TEXT »
%%

In this project, we will be exploring the hotel reviews and the rating base on customer hotel experience. We will be also looking at feature engineering and designing a deep learning model to predict ratings based on reviews.We also be using NLP tools for feature extractions and preparing the data for deep learning models.
Tripadvisor, Inc. is an American online travel company that operates a website and mobile app with user-generated content and a comparison shopping website. It also offers online hotel reservations and bookings for transportation, lodging, travel experiences, and restaurants. Its headquarters are in Needham, Massachusetts. Wikipedia
Hotels play a crucial role in traveling and with the increased access to information new pathways of selecting the best ones emerged. With this dataset, consisting of 20k reviews crawled from Tripadvisor, you can explore what makes a great hotel and maybe even use this model in your travels! Dataset Link : CLick Here
a. Compound Score & Sentiment - Utilized VADER (Valence Aware Dictionary and Sentiment Reasoner)
which is a lexicon and rule-based sentiment analysis tool that is specifically attuned to sentiments expressed in social media for sentimental scoring and then converting those scores into 3 categorical Sentiments, Positive Negative, and Neutral. Click Here to learm more !
b. Applying Functions - Applied the above functions to the original database to create additional columns for Sentiment Score and Sentiment.And finally saved the preprocessed file for future use.
a. Countplot of Sentiments - Most of the comments are Positive, as shown in seaborn countplot.
b. Plotting the Bar Graph - In the bar plot, we can see the distribution of sentiment and rating, people with 5-star ratings have the highest positive sentiment. whereas at lower ratings its mixed emotions showed by customers review, this can be related to sarcasm.
c. Plotting a pie chart of ratings - A simple pie chart using Plotly library can give you an idea of the distribution of different ratings. The majority of people are giving a positive and 4-5star rating.
d. Violion plot - Violion plot gives us a better picture of the relationship between Ratings and Sentiments. From 3 to 5 rating most of the review sentiments are positive.

%%

DIRECTIVES »
[1] What sentiment categories does the hotel reviews write-up say the VADER scores are converted into? List all of them.
[2] Write out word for word the part of the hotel reviews write-up that opens with the words containing "which is a lexicon" and closes with "for future use.".
You won't need the rows for any of this.

STORED ROWS »
%%

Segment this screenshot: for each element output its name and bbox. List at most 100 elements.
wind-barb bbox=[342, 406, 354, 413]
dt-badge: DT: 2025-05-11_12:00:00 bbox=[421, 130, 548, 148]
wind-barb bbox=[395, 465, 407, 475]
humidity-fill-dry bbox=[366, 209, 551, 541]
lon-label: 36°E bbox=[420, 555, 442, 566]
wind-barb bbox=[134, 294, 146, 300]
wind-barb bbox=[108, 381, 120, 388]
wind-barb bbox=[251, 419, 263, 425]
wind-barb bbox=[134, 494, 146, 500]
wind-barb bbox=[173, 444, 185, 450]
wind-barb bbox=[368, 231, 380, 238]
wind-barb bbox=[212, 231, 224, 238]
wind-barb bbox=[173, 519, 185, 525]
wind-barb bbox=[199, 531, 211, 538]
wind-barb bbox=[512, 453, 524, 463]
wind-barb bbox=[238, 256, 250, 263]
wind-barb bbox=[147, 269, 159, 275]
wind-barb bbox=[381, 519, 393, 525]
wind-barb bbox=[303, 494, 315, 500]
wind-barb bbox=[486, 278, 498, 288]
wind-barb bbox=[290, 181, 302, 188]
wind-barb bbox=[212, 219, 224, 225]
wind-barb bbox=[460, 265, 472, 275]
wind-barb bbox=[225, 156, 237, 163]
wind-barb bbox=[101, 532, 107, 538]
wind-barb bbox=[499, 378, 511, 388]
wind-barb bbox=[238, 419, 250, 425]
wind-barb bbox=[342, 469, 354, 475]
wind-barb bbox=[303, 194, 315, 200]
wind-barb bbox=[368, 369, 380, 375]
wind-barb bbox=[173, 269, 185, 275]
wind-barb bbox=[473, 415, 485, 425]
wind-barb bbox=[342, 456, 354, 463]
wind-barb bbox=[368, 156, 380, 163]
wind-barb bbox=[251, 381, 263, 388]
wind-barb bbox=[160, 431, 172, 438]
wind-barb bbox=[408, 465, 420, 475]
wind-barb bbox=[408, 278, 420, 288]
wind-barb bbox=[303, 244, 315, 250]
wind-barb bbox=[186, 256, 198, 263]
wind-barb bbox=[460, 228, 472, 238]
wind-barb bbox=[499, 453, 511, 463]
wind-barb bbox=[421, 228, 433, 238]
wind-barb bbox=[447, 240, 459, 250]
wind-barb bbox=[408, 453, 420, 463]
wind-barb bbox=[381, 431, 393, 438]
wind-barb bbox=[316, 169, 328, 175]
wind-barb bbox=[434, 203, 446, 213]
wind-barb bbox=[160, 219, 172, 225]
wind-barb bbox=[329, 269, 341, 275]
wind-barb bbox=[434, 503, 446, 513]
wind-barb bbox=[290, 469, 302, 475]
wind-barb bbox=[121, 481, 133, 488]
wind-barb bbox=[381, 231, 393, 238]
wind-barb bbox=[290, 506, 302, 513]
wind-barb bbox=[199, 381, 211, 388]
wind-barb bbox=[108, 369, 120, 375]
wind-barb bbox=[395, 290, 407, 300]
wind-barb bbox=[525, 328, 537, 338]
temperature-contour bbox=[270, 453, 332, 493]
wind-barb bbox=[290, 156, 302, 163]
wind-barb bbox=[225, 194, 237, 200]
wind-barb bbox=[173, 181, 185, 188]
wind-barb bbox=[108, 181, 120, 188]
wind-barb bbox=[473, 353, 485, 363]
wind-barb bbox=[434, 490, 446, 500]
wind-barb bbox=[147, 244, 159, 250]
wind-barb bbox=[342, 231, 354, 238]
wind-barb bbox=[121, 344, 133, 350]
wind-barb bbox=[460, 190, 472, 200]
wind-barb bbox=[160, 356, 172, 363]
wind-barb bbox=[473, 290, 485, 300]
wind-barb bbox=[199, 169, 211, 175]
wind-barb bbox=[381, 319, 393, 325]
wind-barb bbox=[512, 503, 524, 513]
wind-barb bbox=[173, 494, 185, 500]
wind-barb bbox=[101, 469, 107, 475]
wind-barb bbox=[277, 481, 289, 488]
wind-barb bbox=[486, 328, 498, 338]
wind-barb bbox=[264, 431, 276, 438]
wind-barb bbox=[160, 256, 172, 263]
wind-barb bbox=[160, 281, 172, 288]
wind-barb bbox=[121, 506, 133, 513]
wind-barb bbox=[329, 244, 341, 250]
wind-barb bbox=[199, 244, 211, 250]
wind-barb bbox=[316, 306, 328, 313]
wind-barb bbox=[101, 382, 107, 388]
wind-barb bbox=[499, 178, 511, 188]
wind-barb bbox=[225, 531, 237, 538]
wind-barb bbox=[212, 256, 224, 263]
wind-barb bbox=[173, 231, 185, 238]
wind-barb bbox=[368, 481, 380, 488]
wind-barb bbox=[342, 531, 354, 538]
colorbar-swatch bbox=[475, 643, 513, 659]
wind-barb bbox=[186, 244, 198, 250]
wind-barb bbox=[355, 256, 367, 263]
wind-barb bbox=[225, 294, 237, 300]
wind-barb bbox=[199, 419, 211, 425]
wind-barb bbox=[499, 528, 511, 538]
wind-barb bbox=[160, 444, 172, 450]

%%

TASK-BY-TASK SOLUTIONS »
[1] Positive, Negative, Neutral

[2]
which is a lexicon and rule-based sentiment analysis tool that is specifically attuned to sentiments expressed in social media for sentimental scoring and then converting those scores into 3 categorical Sentiments, Positive Negative, and Neutral. Click Here to learm more !
b. Applying Functions - Applied the above functions to the original database to create additional columns for Sentiment Score and Sentiment.And finally saved the preprocessed file for future use.